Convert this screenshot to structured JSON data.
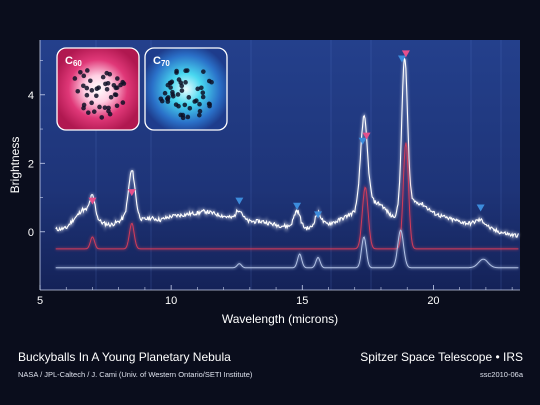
{
  "chart_data": {
    "type": "line",
    "title": "Buckyballs In A Young Planetary Nebula",
    "xlabel": "Wavelength (microns)",
    "ylabel": "Brightness",
    "xlim": [
      5,
      23.3
    ],
    "ylim": [
      -1.7,
      5.6
    ],
    "x_ticks": [
      5,
      10,
      15,
      20
    ],
    "y_ticks": [
      0,
      2,
      4
    ],
    "x_tick_labels": [
      "5",
      "10",
      "15",
      "20"
    ],
    "y_tick_labels": [
      "0",
      "2",
      "4"
    ],
    "grid": false,
    "series": [
      {
        "color": "#ffffff",
        "x": [
          5.0,
          5.5,
          6.0,
          6.2,
          6.4,
          6.6,
          6.8,
          7.0,
          7.2,
          7.4,
          7.7,
          8.0,
          8.3,
          8.6,
          8.9,
          9.2,
          9.6,
          10.0,
          10.5,
          11.0,
          11.3,
          11.8,
          12.3,
          12.6,
          13.0,
          13.5,
          14.0,
          14.5,
          15.0,
          15.4,
          15.8,
          16.3,
          16.8,
          17.1,
          17.6,
          18.0,
          18.4,
          18.8,
          19.2,
          19.6,
          20.0,
          20.5,
          21.0,
          21.5,
          22.0,
          22.5,
          23.0
        ],
        "y": [
          0.05,
          0.06,
          0.1,
          0.3,
          0.45,
          0.65,
          0.6,
          0.45,
          0.35,
          0.25,
          0.2,
          0.3,
          0.45,
          0.5,
          0.35,
          0.4,
          0.35,
          0.45,
          0.5,
          0.55,
          0.6,
          0.5,
          0.4,
          0.35,
          0.3,
          0.3,
          0.2,
          0.15,
          0.1,
          0.1,
          0.2,
          0.3,
          0.5,
          0.6,
          0.9,
          0.8,
          0.45,
          0.5,
          0.9,
          0.8,
          0.55,
          0.4,
          0.3,
          0.2,
          0.1,
          0.0,
          -0.1
        ],
        "peaks": [
          {
            "x": 7.0,
            "y": 0.6,
            "w": 0.1
          },
          {
            "x": 8.5,
            "y": 1.3,
            "w": 0.12
          },
          {
            "x": 12.6,
            "y": 0.3,
            "w": 0.12
          },
          {
            "x": 14.8,
            "y": 0.5,
            "w": 0.12
          },
          {
            "x": 15.6,
            "y": 0.4,
            "w": 0.12
          },
          {
            "x": 17.35,
            "y": 2.6,
            "w": 0.13
          },
          {
            "x": 18.9,
            "y": 4.5,
            "w": 0.11
          },
          {
            "x": 21.8,
            "y": 0.2,
            "w": 0.2
          }
        ]
      },
      {
        "color": "#d23c5a",
        "baseline": -0.5,
        "x": [
          5.0,
          23.3
        ],
        "y": [
          -0.5,
          -0.5
        ],
        "peaks": [
          {
            "x": 7.0,
            "y": 0.35,
            "w": 0.08
          },
          {
            "x": 8.5,
            "y": 0.75,
            "w": 0.09
          },
          {
            "x": 17.4,
            "y": 1.8,
            "w": 0.11
          },
          {
            "x": 18.95,
            "y": 3.1,
            "w": 0.1
          }
        ]
      },
      {
        "color": "#b3c3e6",
        "baseline": -1.05,
        "x": [
          5.0,
          23.3
        ],
        "y": [
          -1.05,
          -1.05
        ],
        "peaks": [
          {
            "x": 12.6,
            "y": 0.12,
            "w": 0.08
          },
          {
            "x": 14.9,
            "y": 0.4,
            "w": 0.08
          },
          {
            "x": 15.6,
            "y": 0.3,
            "w": 0.08
          },
          {
            "x": 17.35,
            "y": 0.9,
            "w": 0.09
          },
          {
            "x": 18.75,
            "y": 1.1,
            "w": 0.11
          },
          {
            "x": 21.9,
            "y": 0.25,
            "w": 0.18
          }
        ]
      }
    ],
    "markers": [
      {
        "x": 7.0,
        "y": 0.85,
        "color": "#e6508c"
      },
      {
        "x": 8.5,
        "y": 1.1,
        "color": "#e6508c"
      },
      {
        "x": 12.6,
        "y": 0.85,
        "color": "#3c8cdc"
      },
      {
        "x": 14.8,
        "y": 0.7,
        "color": "#3c8cdc"
      },
      {
        "x": 15.6,
        "y": 0.45,
        "color": "#3c8cdc"
      },
      {
        "x": 17.3,
        "y": 2.6,
        "color": "#3c8cdc"
      },
      {
        "x": 17.45,
        "y": 2.75,
        "color": "#e6508c"
      },
      {
        "x": 18.8,
        "y": 5.0,
        "color": "#3c8cdc"
      },
      {
        "x": 18.95,
        "y": 5.15,
        "color": "#e6508c"
      },
      {
        "x": 21.8,
        "y": 0.65,
        "color": "#3c8cdc"
      }
    ]
  },
  "insets": [
    {
      "label_base": "C",
      "label_sub": "60",
      "color": "#e03878"
    },
    {
      "label_base": "C",
      "label_sub": "70",
      "color": "#48d8f0"
    }
  ],
  "footer": {
    "title": "Buckyballs In A Young Planetary Nebula",
    "credit": "NASA / JPL-Caltech / J. Cami (Univ. of Western Ontario/SETI Institute)",
    "mission": "Spitzer Space Telescope • IRS",
    "image_id": "ssc2010-06a"
  }
}
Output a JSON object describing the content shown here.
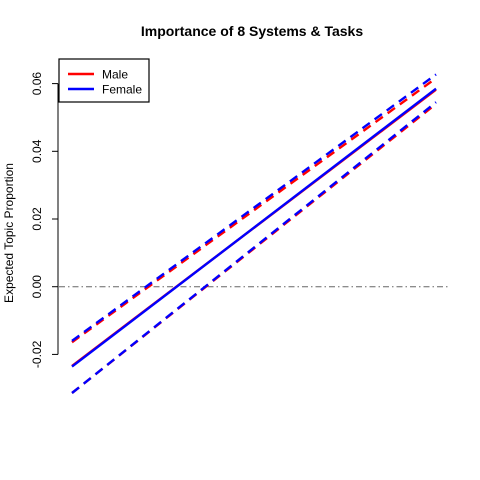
{
  "chart_data": {
    "type": "line",
    "title": "Importance of 8 Systems & Tasks",
    "xlabel": "",
    "ylabel": "Expected Topic Proportion",
    "ylim": [
      -0.0314,
      0.0652
    ],
    "xlim": [
      0,
      1
    ],
    "y_ticks": [
      -0.02,
      0.0,
      0.02,
      0.04,
      0.06
    ],
    "y_tick_labels": [
      "-0.02",
      "0.00",
      "0.02",
      "0.04",
      "0.06"
    ],
    "reference_line": {
      "y": 0,
      "style": "dash-dot",
      "color": "#666666"
    },
    "legend": {
      "placement": "top-left",
      "entries": [
        {
          "label": "Male",
          "color": "#ff0000"
        },
        {
          "label": "Female",
          "color": "#0000ff"
        }
      ]
    },
    "series": [
      {
        "name": "Male",
        "color": "#ff0000",
        "line": "solid",
        "x": [
          0,
          1
        ],
        "y": [
          -0.0234,
          0.0582
        ]
      },
      {
        "name": "Male",
        "color": "#ff0000",
        "line": "dashed",
        "x": [
          0,
          1
        ],
        "y": [
          -0.0164,
          0.0616
        ]
      },
      {
        "name": "Male",
        "color": "#ff0000",
        "line": "dashed",
        "x": [
          0,
          1
        ],
        "y": [
          -0.0314,
          0.054
        ]
      },
      {
        "name": "Female",
        "color": "#0000ff",
        "line": "solid",
        "x": [
          0,
          1
        ],
        "y": [
          -0.0236,
          0.0585
        ]
      },
      {
        "name": "Female",
        "color": "#0000ff",
        "line": "dashed",
        "x": [
          0,
          1
        ],
        "y": [
          -0.016,
          0.0627
        ]
      },
      {
        "name": "Female",
        "color": "#0000ff",
        "line": "dashed",
        "x": [
          0,
          1
        ],
        "y": [
          -0.0314,
          0.0545
        ]
      }
    ]
  }
}
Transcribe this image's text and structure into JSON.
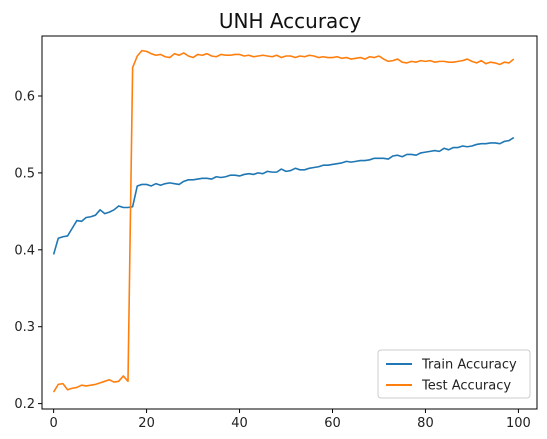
{
  "chart_data": {
    "type": "line",
    "title": "UNH Accuracy",
    "xlabel": "",
    "ylabel": "",
    "xlim": [
      -2.5,
      104
    ],
    "ylim": [
      0.193,
      0.678
    ],
    "xticks": [
      0,
      20,
      40,
      60,
      80,
      100
    ],
    "yticks": [
      0.2,
      0.3,
      0.4,
      0.5,
      0.6
    ],
    "xtick_labels": [
      "0",
      "20",
      "40",
      "60",
      "80",
      "100"
    ],
    "ytick_labels": [
      "0.2",
      "0.3",
      "0.4",
      "0.5",
      "0.6"
    ],
    "grid": false,
    "legend_position": "lower-right",
    "series": [
      {
        "name": "Train Accuracy",
        "color": "#1f77b4",
        "x": [
          0,
          1,
          2,
          3,
          4,
          5,
          6,
          7,
          8,
          9,
          10,
          11,
          12,
          13,
          14,
          15,
          16,
          17,
          18,
          19,
          20,
          21,
          22,
          23,
          24,
          25,
          26,
          27,
          28,
          29,
          30,
          31,
          32,
          33,
          34,
          35,
          36,
          37,
          38,
          39,
          40,
          41,
          42,
          43,
          44,
          45,
          46,
          47,
          48,
          49,
          50,
          51,
          52,
          53,
          54,
          55,
          56,
          57,
          58,
          59,
          60,
          61,
          62,
          63,
          64,
          65,
          66,
          67,
          68,
          69,
          70,
          71,
          72,
          73,
          74,
          75,
          76,
          77,
          78,
          79,
          80,
          81,
          82,
          83,
          84,
          85,
          86,
          87,
          88,
          89,
          90,
          91,
          92,
          93,
          94,
          95,
          96,
          97,
          98,
          99
        ],
        "values": [
          0.394,
          0.415,
          0.417,
          0.418,
          0.428,
          0.438,
          0.437,
          0.442,
          0.443,
          0.445,
          0.452,
          0.447,
          0.449,
          0.452,
          0.457,
          0.455,
          0.455,
          0.456,
          0.483,
          0.485,
          0.485,
          0.483,
          0.486,
          0.484,
          0.486,
          0.487,
          0.486,
          0.485,
          0.489,
          0.491,
          0.491,
          0.492,
          0.493,
          0.493,
          0.492,
          0.495,
          0.494,
          0.495,
          0.497,
          0.497,
          0.496,
          0.498,
          0.499,
          0.498,
          0.5,
          0.499,
          0.502,
          0.501,
          0.501,
          0.505,
          0.502,
          0.503,
          0.506,
          0.504,
          0.504,
          0.506,
          0.507,
          0.508,
          0.51,
          0.51,
          0.511,
          0.512,
          0.513,
          0.515,
          0.514,
          0.515,
          0.516,
          0.516,
          0.517,
          0.519,
          0.519,
          0.519,
          0.518,
          0.522,
          0.523,
          0.521,
          0.524,
          0.524,
          0.523,
          0.526,
          0.527,
          0.528,
          0.529,
          0.528,
          0.532,
          0.53,
          0.533,
          0.533,
          0.535,
          0.534,
          0.535,
          0.537,
          0.538,
          0.538,
          0.539,
          0.539,
          0.538,
          0.541,
          0.542,
          0.546
        ]
      },
      {
        "name": "Test Accuracy",
        "color": "#ff7f0e",
        "x": [
          0,
          1,
          2,
          3,
          4,
          5,
          6,
          7,
          8,
          9,
          10,
          11,
          12,
          13,
          14,
          15,
          16,
          17,
          18,
          19,
          20,
          21,
          22,
          23,
          24,
          25,
          26,
          27,
          28,
          29,
          30,
          31,
          32,
          33,
          34,
          35,
          36,
          37,
          38,
          39,
          40,
          41,
          42,
          43,
          44,
          45,
          46,
          47,
          48,
          49,
          50,
          51,
          52,
          53,
          54,
          55,
          56,
          57,
          58,
          59,
          60,
          61,
          62,
          63,
          64,
          65,
          66,
          67,
          68,
          69,
          70,
          71,
          72,
          73,
          74,
          75,
          76,
          77,
          78,
          79,
          80,
          81,
          82,
          83,
          84,
          85,
          86,
          87,
          88,
          89,
          90,
          91,
          92,
          93,
          94,
          95,
          96,
          97,
          98,
          99
        ],
        "values": [
          0.215,
          0.225,
          0.226,
          0.218,
          0.22,
          0.221,
          0.224,
          0.223,
          0.224,
          0.225,
          0.227,
          0.229,
          0.231,
          0.228,
          0.229,
          0.236,
          0.229,
          0.637,
          0.652,
          0.659,
          0.658,
          0.655,
          0.653,
          0.654,
          0.651,
          0.65,
          0.655,
          0.653,
          0.656,
          0.652,
          0.65,
          0.654,
          0.653,
          0.655,
          0.652,
          0.651,
          0.654,
          0.653,
          0.653,
          0.654,
          0.654,
          0.652,
          0.653,
          0.651,
          0.652,
          0.653,
          0.652,
          0.651,
          0.653,
          0.65,
          0.652,
          0.652,
          0.65,
          0.652,
          0.651,
          0.653,
          0.652,
          0.65,
          0.651,
          0.65,
          0.65,
          0.651,
          0.649,
          0.65,
          0.648,
          0.649,
          0.65,
          0.648,
          0.651,
          0.65,
          0.652,
          0.648,
          0.645,
          0.646,
          0.648,
          0.644,
          0.643,
          0.645,
          0.644,
          0.646,
          0.645,
          0.646,
          0.644,
          0.645,
          0.645,
          0.644,
          0.644,
          0.645,
          0.646,
          0.648,
          0.645,
          0.643,
          0.646,
          0.642,
          0.644,
          0.643,
          0.641,
          0.644,
          0.643,
          0.648
        ]
      }
    ]
  }
}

--

• **What you are asked to do**
Each line above that includes "this" should be shown.

• **Completed task**
Convert this screenshot to structured JSON data.
Transcribe this image's text and structure into JSON.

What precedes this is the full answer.